**DIRECTIVE:**
Images are not part of the copy; transcribe all the data exactly.
----------------------------------------
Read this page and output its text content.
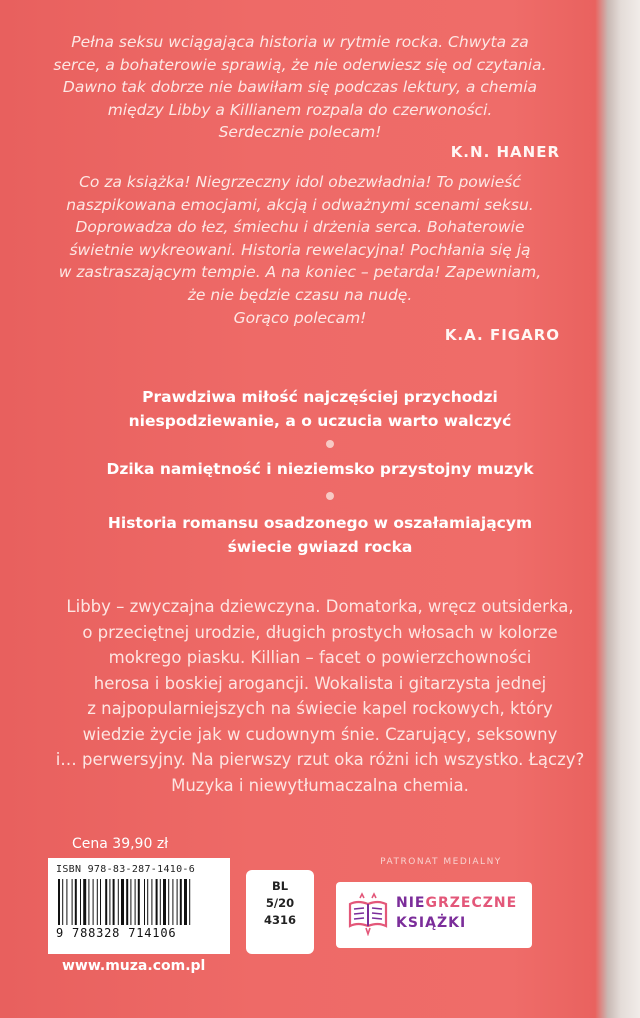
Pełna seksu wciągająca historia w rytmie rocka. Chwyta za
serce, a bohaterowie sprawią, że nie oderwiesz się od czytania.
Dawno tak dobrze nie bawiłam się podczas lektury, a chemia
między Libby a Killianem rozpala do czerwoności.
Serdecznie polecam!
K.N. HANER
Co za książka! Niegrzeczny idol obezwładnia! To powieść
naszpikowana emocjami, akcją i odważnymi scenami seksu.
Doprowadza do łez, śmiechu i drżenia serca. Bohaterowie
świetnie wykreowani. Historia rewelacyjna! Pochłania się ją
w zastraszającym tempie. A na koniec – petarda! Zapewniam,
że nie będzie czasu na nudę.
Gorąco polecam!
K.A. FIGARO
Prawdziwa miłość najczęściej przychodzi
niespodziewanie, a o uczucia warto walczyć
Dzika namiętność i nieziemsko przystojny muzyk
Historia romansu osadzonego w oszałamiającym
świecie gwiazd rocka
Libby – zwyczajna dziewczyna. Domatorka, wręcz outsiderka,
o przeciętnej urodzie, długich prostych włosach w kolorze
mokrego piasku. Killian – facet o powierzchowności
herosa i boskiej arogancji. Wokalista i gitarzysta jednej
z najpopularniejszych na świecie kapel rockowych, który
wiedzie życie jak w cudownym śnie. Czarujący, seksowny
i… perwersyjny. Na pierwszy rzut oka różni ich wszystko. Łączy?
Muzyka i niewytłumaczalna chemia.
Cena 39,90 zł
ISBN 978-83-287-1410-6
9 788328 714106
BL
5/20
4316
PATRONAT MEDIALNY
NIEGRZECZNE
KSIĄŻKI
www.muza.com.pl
----------------------------------------
**SOLUTION TO THE EXERCISE:**
Read this page and output its text content.
Pełna seksu wciągająca historia w rytmie rocka. Chwyta za
serce, a bohaterowie sprawią, że nie oderwiesz się od czytania.
Dawno tak dobrze nie bawiłam się podczas lektury, a chemia
między Libby a Killianem rozpala do czerwoności.
Serdecznie polecam!
K.N. HANER
Co za książka! Niegrzeczny idol obezwładnia! To powieść
naszpikowana emocjami, akcją i odważnymi scenami seksu.
Doprowadza do łez, śmiechu i drżenia serca. Bohaterowie
świetnie wykreowani. Historia rewelacyjna! Pochłania się ją
w zastraszającym tempie. A na koniec – petarda! Zapewniam,
że nie będzie czasu na nudę.
Gorąco polecam!
K.A. FIGARO
Prawdziwa miłość najczęściej przychodzi
niespodziewanie, a o uczucia warto walczyć
Dzika namiętność i nieziemsko przystojny muzyk
Historia romansu osadzonego w oszałamiającym
świecie gwiazd rocka
Libby – zwyczajna dziewczyna. Domatorka, wręcz outsiderka,
o przeciętnej urodzie, długich prostych włosach w kolorze
mokrego piasku. Killian – facet o powierzchowności
herosa i boskiej arogancji. Wokalista i gitarzysta jednej
z najpopularniejszych na świecie kapel rockowych, który
wiedzie życie jak w cudownym śnie. Czarujący, seksowny
i… perwersyjny. Na pierwszy rzut oka różni ich wszystko. Łączy?
Muzyka i niewytłumaczalna chemia.
Cena 39,90 zł
ISBN 978-83-287-1410-6
9 788328 714106
BL
5/20
4316
PATRONAT MEDIALNY
NIEGRZECZNE
KSIĄŻKI
www.muza.com.pl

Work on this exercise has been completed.